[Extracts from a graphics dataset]
++++++

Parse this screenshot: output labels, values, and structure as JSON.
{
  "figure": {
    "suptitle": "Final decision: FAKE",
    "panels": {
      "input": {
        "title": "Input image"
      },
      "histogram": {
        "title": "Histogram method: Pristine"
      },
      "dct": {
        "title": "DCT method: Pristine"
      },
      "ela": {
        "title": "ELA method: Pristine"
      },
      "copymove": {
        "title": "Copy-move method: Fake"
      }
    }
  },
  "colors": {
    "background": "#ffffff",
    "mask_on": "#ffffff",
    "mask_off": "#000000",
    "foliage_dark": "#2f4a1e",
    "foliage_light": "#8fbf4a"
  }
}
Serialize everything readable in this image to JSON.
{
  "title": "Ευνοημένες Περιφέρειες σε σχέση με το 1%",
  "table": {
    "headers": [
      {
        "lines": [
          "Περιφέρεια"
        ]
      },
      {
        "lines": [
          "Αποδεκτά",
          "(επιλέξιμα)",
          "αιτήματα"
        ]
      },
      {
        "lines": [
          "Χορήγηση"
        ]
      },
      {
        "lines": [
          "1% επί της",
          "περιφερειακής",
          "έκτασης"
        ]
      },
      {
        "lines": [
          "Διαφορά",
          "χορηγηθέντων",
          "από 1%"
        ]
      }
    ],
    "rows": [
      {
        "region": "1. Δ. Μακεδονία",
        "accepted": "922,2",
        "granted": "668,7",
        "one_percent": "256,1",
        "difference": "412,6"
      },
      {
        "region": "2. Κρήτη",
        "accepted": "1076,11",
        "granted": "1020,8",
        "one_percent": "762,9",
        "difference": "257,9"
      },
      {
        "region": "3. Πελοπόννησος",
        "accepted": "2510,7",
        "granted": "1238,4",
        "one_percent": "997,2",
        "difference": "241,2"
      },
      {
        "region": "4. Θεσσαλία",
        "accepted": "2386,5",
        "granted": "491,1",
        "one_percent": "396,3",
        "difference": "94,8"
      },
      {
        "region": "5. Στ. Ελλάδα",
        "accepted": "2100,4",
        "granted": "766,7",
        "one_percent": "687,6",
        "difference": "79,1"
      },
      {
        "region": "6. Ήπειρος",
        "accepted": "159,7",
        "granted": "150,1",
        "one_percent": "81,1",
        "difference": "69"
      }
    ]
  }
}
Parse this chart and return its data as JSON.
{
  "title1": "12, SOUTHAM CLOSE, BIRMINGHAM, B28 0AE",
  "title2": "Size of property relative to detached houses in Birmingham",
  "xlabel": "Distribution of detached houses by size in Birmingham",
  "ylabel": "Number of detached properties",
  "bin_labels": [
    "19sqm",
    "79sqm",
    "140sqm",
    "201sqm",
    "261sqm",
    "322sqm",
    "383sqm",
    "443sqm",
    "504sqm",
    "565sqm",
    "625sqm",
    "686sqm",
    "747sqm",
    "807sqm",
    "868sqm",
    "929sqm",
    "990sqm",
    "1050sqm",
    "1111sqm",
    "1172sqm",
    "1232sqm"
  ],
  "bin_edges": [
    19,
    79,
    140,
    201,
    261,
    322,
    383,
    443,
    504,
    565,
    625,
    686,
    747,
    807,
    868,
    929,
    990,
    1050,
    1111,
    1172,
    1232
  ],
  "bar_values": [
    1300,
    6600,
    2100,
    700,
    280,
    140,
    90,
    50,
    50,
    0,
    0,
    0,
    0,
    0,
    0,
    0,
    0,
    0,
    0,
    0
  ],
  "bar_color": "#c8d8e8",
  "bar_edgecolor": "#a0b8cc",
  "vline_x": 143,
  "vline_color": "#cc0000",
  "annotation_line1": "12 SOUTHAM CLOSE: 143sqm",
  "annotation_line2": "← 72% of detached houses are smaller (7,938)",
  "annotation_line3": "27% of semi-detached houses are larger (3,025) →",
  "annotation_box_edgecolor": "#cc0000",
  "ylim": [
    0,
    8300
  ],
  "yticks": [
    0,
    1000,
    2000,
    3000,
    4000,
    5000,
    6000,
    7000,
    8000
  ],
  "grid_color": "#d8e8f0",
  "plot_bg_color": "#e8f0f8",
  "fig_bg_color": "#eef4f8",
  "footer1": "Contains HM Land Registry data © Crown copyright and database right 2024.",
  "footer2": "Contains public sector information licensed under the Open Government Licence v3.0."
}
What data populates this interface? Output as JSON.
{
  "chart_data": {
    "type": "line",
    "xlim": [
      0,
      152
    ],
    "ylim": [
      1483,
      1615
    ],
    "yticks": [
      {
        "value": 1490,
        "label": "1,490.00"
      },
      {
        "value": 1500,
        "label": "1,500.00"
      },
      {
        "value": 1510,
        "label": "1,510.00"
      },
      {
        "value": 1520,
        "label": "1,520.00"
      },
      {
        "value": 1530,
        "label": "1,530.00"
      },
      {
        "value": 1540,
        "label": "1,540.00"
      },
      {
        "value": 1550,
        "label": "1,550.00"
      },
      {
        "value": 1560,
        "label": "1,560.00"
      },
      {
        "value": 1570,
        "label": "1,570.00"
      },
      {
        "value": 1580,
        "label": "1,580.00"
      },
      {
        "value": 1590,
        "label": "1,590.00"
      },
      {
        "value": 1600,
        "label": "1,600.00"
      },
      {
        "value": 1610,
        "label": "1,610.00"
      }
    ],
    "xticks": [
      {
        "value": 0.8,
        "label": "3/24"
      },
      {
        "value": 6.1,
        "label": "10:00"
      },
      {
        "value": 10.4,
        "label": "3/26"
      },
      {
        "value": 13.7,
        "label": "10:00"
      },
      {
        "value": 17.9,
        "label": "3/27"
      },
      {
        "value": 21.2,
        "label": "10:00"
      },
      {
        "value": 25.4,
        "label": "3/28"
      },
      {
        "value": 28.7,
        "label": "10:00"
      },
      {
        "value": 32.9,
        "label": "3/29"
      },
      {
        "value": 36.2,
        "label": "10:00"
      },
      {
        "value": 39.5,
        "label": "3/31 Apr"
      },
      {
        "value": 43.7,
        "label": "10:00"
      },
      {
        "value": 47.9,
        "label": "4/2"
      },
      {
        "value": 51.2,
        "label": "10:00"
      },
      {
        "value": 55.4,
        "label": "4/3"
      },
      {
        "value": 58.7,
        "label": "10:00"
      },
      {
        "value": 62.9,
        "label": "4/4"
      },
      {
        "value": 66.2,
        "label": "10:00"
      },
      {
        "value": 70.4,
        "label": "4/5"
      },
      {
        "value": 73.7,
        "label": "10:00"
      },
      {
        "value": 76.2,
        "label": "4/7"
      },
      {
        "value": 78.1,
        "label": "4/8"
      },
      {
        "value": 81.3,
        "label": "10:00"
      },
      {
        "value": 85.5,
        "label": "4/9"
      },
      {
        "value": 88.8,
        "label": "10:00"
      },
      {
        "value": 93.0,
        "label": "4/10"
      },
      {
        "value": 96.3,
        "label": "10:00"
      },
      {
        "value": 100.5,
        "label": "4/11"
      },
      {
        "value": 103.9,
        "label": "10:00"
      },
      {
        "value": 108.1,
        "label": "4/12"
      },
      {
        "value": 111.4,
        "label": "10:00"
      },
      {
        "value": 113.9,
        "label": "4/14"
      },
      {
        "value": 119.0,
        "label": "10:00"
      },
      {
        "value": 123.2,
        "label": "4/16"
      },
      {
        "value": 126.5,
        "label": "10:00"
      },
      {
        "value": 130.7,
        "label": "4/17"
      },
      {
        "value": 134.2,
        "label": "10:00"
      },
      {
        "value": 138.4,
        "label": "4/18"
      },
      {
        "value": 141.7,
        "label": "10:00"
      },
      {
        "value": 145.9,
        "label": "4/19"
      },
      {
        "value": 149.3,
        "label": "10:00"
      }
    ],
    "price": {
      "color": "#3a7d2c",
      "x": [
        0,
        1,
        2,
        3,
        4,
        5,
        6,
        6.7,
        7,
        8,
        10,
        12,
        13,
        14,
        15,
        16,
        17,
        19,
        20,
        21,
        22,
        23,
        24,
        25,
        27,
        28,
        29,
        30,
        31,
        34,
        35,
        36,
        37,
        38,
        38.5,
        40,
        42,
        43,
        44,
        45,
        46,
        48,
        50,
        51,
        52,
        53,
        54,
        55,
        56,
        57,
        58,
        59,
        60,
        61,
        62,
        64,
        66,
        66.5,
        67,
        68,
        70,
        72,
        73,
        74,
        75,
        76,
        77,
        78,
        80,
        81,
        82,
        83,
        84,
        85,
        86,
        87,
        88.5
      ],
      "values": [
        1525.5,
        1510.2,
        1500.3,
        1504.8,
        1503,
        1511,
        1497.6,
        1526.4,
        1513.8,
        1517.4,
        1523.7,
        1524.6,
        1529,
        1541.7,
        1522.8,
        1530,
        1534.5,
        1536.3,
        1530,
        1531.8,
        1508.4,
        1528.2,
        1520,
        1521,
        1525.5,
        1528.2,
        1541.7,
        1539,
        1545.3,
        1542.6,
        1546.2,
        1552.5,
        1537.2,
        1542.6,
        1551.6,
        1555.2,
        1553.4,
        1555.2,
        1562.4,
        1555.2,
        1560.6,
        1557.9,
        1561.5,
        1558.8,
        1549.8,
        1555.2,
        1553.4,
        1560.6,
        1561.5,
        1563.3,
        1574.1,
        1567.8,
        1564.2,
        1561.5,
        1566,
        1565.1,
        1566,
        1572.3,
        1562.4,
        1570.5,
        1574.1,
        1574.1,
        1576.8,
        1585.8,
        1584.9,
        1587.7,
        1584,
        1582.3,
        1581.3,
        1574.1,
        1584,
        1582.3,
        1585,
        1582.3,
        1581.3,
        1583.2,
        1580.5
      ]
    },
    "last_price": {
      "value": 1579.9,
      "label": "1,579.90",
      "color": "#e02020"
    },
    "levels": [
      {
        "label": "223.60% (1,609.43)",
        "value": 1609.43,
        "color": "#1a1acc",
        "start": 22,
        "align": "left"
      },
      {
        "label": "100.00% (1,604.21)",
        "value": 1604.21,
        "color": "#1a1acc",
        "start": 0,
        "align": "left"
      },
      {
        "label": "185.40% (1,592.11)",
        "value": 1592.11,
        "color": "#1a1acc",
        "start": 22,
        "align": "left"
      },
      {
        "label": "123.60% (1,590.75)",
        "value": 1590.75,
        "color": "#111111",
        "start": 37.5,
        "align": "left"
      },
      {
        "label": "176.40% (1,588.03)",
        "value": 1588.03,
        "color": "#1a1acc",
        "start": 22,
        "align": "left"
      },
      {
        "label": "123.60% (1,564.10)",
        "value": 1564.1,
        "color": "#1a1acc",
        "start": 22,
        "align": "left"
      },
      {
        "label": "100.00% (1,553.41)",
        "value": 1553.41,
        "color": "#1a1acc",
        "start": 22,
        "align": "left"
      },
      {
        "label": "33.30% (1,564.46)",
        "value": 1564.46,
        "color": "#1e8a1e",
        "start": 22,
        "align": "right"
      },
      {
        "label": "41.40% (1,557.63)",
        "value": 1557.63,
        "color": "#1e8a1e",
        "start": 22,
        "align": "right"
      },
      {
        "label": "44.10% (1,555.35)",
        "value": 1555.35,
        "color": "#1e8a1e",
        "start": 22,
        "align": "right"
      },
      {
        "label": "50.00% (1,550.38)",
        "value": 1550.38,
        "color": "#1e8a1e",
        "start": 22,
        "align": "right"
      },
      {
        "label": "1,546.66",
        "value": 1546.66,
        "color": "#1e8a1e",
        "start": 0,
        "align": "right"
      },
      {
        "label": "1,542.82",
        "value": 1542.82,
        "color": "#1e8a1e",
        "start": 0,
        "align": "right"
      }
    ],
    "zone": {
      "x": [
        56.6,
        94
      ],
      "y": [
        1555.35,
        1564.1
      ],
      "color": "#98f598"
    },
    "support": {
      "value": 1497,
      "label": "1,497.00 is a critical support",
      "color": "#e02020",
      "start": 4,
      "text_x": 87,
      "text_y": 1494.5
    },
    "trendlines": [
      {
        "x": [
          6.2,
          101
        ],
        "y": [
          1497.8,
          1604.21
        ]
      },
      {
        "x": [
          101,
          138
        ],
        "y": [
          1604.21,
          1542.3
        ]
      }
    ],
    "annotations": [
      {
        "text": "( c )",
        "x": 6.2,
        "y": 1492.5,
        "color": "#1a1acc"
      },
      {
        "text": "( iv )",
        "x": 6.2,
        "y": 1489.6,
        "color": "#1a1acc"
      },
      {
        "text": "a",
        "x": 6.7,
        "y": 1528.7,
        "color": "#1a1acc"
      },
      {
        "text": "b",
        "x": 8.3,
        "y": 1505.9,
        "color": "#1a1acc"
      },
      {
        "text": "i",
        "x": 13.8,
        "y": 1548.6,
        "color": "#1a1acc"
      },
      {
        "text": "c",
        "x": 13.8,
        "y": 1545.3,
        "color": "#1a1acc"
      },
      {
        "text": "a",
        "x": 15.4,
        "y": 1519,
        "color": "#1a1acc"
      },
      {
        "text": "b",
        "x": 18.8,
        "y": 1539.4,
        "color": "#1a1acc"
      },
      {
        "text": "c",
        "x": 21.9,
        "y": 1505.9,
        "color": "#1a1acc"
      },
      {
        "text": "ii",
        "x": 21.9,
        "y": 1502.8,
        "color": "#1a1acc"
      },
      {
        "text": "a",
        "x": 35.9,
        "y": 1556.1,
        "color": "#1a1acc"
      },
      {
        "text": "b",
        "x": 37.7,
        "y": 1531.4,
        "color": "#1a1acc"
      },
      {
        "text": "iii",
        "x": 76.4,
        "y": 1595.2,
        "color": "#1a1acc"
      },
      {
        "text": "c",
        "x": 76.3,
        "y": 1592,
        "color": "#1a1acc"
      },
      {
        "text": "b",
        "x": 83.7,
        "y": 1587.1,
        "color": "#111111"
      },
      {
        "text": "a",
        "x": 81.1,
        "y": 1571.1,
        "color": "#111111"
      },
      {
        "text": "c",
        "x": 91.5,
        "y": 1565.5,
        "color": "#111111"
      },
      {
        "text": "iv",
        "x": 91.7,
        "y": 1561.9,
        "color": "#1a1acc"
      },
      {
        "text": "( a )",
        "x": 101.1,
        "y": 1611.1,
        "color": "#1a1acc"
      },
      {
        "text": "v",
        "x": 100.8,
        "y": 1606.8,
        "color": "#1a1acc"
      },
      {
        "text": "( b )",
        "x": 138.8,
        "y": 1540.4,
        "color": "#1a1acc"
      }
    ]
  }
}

++++++

- TASK REQUIREMENTS -
Locate and copy each line in the data above that includes the word "region".

- RESULT FOR THIS EXERCISE -
        "region": "1. Δ. Μακεδονία",
        "region": "2. Κρήτη",
        "region": "3. Πελοπόννησος",
        "region": "4. Θεσσαλία",
        "region": "5. Στ. Ελλάδα",
        "region": "6. Ήπειρος",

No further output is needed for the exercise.